→ **PROBLEM STATEMENT**: Output every line of the data exactly as it appears.

→ **EXTRACTED MATERIAL**:
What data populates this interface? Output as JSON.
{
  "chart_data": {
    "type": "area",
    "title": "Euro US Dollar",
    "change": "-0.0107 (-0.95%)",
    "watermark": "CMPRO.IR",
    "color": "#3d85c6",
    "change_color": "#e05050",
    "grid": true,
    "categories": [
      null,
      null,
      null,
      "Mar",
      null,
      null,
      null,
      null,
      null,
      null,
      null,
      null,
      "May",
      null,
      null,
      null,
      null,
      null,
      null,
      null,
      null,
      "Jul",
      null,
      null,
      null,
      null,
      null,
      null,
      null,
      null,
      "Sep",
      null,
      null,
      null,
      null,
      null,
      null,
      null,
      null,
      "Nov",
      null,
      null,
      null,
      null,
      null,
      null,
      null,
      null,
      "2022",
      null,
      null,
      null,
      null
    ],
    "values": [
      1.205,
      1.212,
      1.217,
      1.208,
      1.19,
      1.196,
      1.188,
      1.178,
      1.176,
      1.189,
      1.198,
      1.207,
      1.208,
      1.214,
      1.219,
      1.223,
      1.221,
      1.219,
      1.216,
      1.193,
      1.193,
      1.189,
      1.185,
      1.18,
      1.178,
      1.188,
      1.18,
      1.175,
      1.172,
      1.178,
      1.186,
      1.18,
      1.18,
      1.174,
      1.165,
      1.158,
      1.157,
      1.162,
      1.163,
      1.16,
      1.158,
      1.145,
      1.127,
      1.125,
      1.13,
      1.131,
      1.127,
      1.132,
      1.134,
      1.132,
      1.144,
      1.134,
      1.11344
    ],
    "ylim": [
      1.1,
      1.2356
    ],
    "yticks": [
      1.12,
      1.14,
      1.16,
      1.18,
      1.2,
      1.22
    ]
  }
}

→ **SOLUTION BELOW**:
What data populates this interface? Output as JSON.
{
  "chart_data": {
    "type": "area",
    "title": "Euro US Dollar",
    "change": "-0.0107 (-0.95%)",
    "watermark": "CMPRO.IR",
    "color": "#3d85c6",
    "change_color": "#e05050",
    "grid": true,
    "categories": [
      null,
      null,
      null,
      "Mar",
      null,
      null,
      null,
      null,
      null,
      null,
      null,
      null,
      "May",
      null,
      null,
      null,
      null,
      null,
      null,
      null,
      null,
      "Jul",
      null,
      null,
      null,
      null,
      null,
      null,
      null,
      null,
      "Sep",
      null,
      null,
      null,
      null,
      null,
      null,
      null,
      null,
      "Nov",
      null,
      null,
      null,
      null,
      null,
      null,
      null,
      null,
      "2022",
      null,
      null,
      null,
      null
    ],
    "values": [
      1.205,
      1.212,
      1.217,
      1.208,
      1.19,
      1.196,
      1.188,
      1.178,
      1.176,
      1.189,
      1.198,
      1.207,
      1.208,
      1.214,
      1.219,
      1.223,
      1.221,
      1.219,
      1.216,
      1.193,
      1.193,
      1.189,
      1.185,
      1.18,
      1.178,
      1.188,
      1.18,
      1.175,
      1.172,
      1.178,
      1.186,
      1.18,
      1.18,
      1.174,
      1.165,
      1.158,
      1.157,
      1.162,
      1.163,
      1.16,
      1.158,
      1.145,
      1.127,
      1.125,
      1.13,
      1.131,
      1.127,
      1.132,
      1.134,
      1.132,
      1.144,
      1.134,
      1.11344
    ],
    "ylim": [
      1.1,
      1.2356
    ],
    "yticks": [
      1.12,
      1.14,
      1.16,
      1.18,
      1.2,
      1.22
    ]
  }
}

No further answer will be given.